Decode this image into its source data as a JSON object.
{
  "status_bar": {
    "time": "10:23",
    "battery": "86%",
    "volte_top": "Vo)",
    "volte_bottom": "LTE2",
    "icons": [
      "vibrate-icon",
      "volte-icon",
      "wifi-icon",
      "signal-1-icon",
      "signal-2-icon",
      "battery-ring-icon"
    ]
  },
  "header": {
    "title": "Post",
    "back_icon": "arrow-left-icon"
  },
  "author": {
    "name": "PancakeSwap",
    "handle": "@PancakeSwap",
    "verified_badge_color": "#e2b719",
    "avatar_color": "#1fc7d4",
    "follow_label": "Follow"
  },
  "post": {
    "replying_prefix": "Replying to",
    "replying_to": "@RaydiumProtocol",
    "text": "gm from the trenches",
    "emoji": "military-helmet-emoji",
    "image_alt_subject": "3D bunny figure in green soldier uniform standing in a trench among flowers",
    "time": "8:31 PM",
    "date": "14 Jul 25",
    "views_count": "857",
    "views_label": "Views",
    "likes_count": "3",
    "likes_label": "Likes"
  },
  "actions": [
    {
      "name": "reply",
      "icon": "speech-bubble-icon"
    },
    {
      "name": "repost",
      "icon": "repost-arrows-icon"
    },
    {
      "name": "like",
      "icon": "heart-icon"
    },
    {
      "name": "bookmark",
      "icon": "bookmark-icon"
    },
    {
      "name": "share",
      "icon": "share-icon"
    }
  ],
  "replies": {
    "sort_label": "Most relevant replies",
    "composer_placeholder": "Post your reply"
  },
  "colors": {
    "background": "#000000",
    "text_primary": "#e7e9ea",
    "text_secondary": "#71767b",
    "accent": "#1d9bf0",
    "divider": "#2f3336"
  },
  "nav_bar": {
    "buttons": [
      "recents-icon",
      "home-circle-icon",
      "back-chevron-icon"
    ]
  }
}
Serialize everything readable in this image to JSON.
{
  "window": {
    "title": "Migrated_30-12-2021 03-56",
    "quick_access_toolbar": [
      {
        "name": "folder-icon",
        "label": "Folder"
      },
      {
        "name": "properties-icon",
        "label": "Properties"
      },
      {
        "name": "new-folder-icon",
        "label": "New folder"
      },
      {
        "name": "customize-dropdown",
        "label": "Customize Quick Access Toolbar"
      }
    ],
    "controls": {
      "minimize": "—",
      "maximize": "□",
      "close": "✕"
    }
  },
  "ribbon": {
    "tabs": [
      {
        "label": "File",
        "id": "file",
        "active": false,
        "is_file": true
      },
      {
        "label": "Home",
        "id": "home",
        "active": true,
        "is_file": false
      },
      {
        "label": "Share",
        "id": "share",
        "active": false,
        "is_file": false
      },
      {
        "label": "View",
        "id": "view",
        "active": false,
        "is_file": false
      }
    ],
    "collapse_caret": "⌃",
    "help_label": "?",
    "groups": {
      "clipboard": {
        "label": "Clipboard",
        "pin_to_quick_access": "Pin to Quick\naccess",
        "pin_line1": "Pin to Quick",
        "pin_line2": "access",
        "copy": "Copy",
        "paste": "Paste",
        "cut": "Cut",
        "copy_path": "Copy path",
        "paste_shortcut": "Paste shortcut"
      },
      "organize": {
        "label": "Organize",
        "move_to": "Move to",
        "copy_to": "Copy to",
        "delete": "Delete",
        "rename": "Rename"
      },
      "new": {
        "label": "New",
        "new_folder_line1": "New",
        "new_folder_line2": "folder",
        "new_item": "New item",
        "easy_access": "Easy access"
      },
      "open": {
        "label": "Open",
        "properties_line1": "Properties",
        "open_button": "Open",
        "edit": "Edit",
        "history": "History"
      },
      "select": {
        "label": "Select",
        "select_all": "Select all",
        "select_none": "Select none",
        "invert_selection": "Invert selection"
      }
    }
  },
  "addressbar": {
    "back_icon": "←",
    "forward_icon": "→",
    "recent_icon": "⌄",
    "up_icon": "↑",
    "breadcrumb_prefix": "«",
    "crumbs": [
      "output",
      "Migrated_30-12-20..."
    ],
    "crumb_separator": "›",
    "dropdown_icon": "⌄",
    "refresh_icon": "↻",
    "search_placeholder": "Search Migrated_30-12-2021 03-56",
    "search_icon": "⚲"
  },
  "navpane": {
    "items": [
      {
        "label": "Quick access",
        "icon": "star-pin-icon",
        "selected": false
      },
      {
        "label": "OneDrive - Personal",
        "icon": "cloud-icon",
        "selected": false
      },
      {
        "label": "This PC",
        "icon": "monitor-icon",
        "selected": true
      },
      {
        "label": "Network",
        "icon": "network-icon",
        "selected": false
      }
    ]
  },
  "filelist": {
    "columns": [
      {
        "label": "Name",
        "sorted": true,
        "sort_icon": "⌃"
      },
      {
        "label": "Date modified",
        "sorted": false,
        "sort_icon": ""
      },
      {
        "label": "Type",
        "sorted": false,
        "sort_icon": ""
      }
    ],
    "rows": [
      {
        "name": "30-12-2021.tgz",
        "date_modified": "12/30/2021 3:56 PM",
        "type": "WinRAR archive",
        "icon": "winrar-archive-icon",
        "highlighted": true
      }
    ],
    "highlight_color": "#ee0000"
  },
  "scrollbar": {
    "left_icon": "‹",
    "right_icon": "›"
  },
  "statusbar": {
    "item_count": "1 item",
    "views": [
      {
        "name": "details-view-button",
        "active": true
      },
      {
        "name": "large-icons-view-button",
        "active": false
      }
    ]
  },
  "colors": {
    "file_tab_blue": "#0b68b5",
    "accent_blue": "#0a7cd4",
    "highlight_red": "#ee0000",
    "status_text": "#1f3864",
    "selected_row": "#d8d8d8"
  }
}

Required work >>
From the data, pick out every line that includes "JSON".

Response to this task >>
Decode this image into its source data as a JSON object.
Serialize everything readable in this image to JSON.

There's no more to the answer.